EXERCISE PROMPT
Make an exact copy of all the records.

[Records from a dataset]
==========

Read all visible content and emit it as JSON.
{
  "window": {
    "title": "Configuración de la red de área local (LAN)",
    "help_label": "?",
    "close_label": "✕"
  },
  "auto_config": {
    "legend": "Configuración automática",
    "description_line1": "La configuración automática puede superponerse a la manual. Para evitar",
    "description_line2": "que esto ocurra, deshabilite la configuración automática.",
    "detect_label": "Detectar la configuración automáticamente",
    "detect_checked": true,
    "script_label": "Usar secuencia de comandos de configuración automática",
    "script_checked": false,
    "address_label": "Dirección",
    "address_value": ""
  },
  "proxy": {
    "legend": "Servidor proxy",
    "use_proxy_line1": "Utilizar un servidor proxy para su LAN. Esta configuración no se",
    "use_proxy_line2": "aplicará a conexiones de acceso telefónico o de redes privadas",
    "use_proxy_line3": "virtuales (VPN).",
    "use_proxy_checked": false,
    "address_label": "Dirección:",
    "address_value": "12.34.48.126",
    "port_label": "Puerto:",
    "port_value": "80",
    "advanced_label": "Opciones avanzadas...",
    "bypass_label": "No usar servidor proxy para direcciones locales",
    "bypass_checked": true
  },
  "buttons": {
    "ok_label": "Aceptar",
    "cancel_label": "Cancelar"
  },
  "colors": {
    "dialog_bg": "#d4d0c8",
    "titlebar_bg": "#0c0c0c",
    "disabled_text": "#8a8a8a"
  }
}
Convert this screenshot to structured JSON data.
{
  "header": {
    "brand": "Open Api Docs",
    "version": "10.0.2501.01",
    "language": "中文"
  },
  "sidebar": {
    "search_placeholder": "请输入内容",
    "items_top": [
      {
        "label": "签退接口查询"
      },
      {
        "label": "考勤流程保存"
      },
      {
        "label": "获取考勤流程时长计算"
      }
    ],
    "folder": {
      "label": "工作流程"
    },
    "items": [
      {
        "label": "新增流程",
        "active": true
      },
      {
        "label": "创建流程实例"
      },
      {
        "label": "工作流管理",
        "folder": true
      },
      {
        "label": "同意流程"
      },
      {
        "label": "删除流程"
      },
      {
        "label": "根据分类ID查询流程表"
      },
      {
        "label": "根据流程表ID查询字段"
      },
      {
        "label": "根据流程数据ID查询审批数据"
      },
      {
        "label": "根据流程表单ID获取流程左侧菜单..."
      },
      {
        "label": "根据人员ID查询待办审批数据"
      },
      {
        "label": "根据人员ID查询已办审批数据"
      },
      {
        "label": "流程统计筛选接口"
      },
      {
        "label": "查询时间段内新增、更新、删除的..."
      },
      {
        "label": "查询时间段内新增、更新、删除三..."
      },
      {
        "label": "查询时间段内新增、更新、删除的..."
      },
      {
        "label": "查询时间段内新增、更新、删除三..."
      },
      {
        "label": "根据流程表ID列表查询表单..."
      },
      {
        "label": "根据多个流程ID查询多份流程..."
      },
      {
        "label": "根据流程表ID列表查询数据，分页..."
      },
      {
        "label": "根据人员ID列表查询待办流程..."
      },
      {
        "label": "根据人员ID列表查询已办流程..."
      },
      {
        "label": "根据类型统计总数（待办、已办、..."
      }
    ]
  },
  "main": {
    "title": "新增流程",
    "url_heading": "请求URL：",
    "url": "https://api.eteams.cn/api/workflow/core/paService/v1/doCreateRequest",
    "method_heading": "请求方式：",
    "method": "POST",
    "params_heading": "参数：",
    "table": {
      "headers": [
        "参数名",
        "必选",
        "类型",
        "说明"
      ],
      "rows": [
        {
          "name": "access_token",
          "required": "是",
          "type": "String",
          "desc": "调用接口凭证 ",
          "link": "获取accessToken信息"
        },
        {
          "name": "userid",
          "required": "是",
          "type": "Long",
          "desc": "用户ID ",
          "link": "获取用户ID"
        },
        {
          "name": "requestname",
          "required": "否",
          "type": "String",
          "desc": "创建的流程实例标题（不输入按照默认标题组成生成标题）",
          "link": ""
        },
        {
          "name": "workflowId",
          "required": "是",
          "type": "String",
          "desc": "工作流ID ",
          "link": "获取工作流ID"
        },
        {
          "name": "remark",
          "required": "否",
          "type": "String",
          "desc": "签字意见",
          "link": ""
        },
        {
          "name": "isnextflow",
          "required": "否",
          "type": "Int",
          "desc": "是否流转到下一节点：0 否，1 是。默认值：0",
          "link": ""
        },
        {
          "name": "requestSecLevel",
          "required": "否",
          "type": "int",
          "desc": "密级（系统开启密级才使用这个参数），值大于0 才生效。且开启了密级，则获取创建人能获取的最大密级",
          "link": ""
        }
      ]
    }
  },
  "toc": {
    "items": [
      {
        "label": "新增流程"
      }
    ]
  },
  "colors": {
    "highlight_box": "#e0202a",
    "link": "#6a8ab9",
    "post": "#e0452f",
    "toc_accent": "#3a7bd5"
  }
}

==========

TASK ANSWER
Read all visible content and emit it as JSON.
{
  "window": {
    "title": "Configuración de la red de área local (LAN)",
    "help_label": "?",
    "close_label": "✕"
  },
  "auto_config": {
    "legend": "Configuración automática",
    "description_line1": "La configuración automática puede superponerse a la manual. Para evitar",
    "description_line2": "que esto ocurra, deshabilite la configuración automática.",
    "detect_label": "Detectar la configuración automáticamente",
    "detect_checked": true,
    "script_label": "Usar secuencia de comandos de configuración automática",
    "script_checked": false,
    "address_label": "Dirección",
    "address_value": ""
  },
  "proxy": {
    "legend": "Servidor proxy",
    "use_proxy_line1": "Utilizar un servidor proxy para su LAN. Esta configuración no se",
    "use_proxy_line2": "aplicará a conexiones de acceso telefónico o de redes privadas",
    "use_proxy_line3": "virtuales (VPN).",
    "use_proxy_checked": false,
    "address_label": "Dirección:",
    "address_value": "12.34.48.126",
    "port_label": "Puerto:",
    "port_value": "80",
    "advanced_label": "Opciones avanzadas...",
    "bypass_label": "No usar servidor proxy para direcciones locales",
    "bypass_checked": true
  },
  "buttons": {
    "ok_label": "Aceptar",
    "cancel_label": "Cancelar"
  },
  "colors": {
    "dialog_bg": "#d4d0c8",
    "titlebar_bg": "#0c0c0c",
    "disabled_text": "#8a8a8a"
  }
}
Convert this screenshot to structured JSON data.
{
  "header": {
    "brand": "Open Api Docs",
    "version": "10.0.2501.01",
    "language": "中文"
  },
  "sidebar": {
    "search_placeholder": "请输入内容",
    "items_top": [
      {
        "label": "签退接口查询"
      },
      {
        "label": "考勤流程保存"
      },
      {
        "label": "获取考勤流程时长计算"
      }
    ],
    "folder": {
      "label": "工作流程"
    },
    "items": [
      {
        "label": "新增流程",
        "active": true
      },
      {
        "label": "创建流程实例"
      },
      {
        "label": "工作流管理",
        "folder": true
      },
      {
        "label": "同意流程"
      },
      {
        "label": "删除流程"
      },
      {
        "label": "根据分类ID查询流程表"
      },
      {
        "label": "根据流程表ID查询字段"
      },
      {
        "label": "根据流程数据ID查询审批数据"
      },
      {
        "label": "根据流程表单ID获取流程左侧菜单..."
      },
      {
        "label": "根据人员ID查询待办审批数据"
      },
      {
        "label": "根据人员ID查询已办审批数据"
      },
      {
        "label": "流程统计筛选接口"
      },
      {
        "label": "查询时间段内新增、更新、删除的..."
      },
      {
        "label": "查询时间段内新增、更新、删除三..."
      },
      {
        "label": "查询时间段内新增、更新、删除的..."
      },
      {
        "label": "查询时间段内新增、更新、删除三..."
      },
      {
        "label": "根据流程表ID列表查询表单..."
      },
      {
        "label": "根据多个流程ID查询多份流程..."
      },
      {
        "label": "根据流程表ID列表查询数据，分页..."
      },
      {
        "label": "根据人员ID列表查询待办流程..."
      },
      {
        "label": "根据人员ID列表查询已办流程..."
      },
      {
        "label": "根据类型统计总数（待办、已办、..."
      }
    ]
  },
  "main": {
    "title": "新增流程",
    "url_heading": "请求URL：",
    "url": "https://api.eteams.cn/api/workflow/core/paService/v1/doCreateRequest",
    "method_heading": "请求方式：",
    "method": "POST",
    "params_heading": "参数：",
    "table": {
      "headers": [
        "参数名",
        "必选",
        "类型",
        "说明"
      ],
      "rows": [
        {
          "name": "access_token",
          "required": "是",
          "type": "String",
          "desc": "调用接口凭证 ",
          "link": "获取accessToken信息"
        },
        {
          "name": "userid",
          "required": "是",
          "type": "Long",
          "desc": "用户ID ",
          "link": "获取用户ID"
        },
        {
          "name": "requestname",
          "required": "否",
          "type": "String",
          "desc": "创建的流程实例标题（不输入按照默认标题组成生成标题）",
          "link": ""
        },
        {
          "name": "workflowId",
          "required": "是",
          "type": "String",
          "desc": "工作流ID ",
          "link": "获取工作流ID"
        },
        {
          "name": "remark",
          "required": "否",
          "type": "String",
          "desc": "签字意见",
          "link": ""
        },
        {
          "name": "isnextflow",
          "required": "否",
          "type": "Int",
          "desc": "是否流转到下一节点：0 否，1 是。默认值：0",
          "link": ""
        },
        {
          "name": "requestSecLevel",
          "required": "否",
          "type": "int",
          "desc": "密级（系统开启密级才使用这个参数），值大于0 才生效。且开启了密级，则获取创建人能获取的最大密级",
          "link": ""
        }
      ]
    }
  },
  "toc": {
    "items": [
      {
        "label": "新增流程"
      }
    ]
  },
  "colors": {
    "highlight_box": "#e0202a",
    "link": "#6a8ab9",
    "post": "#e0452f",
    "toc_accent": "#3a7bd5"
  }
}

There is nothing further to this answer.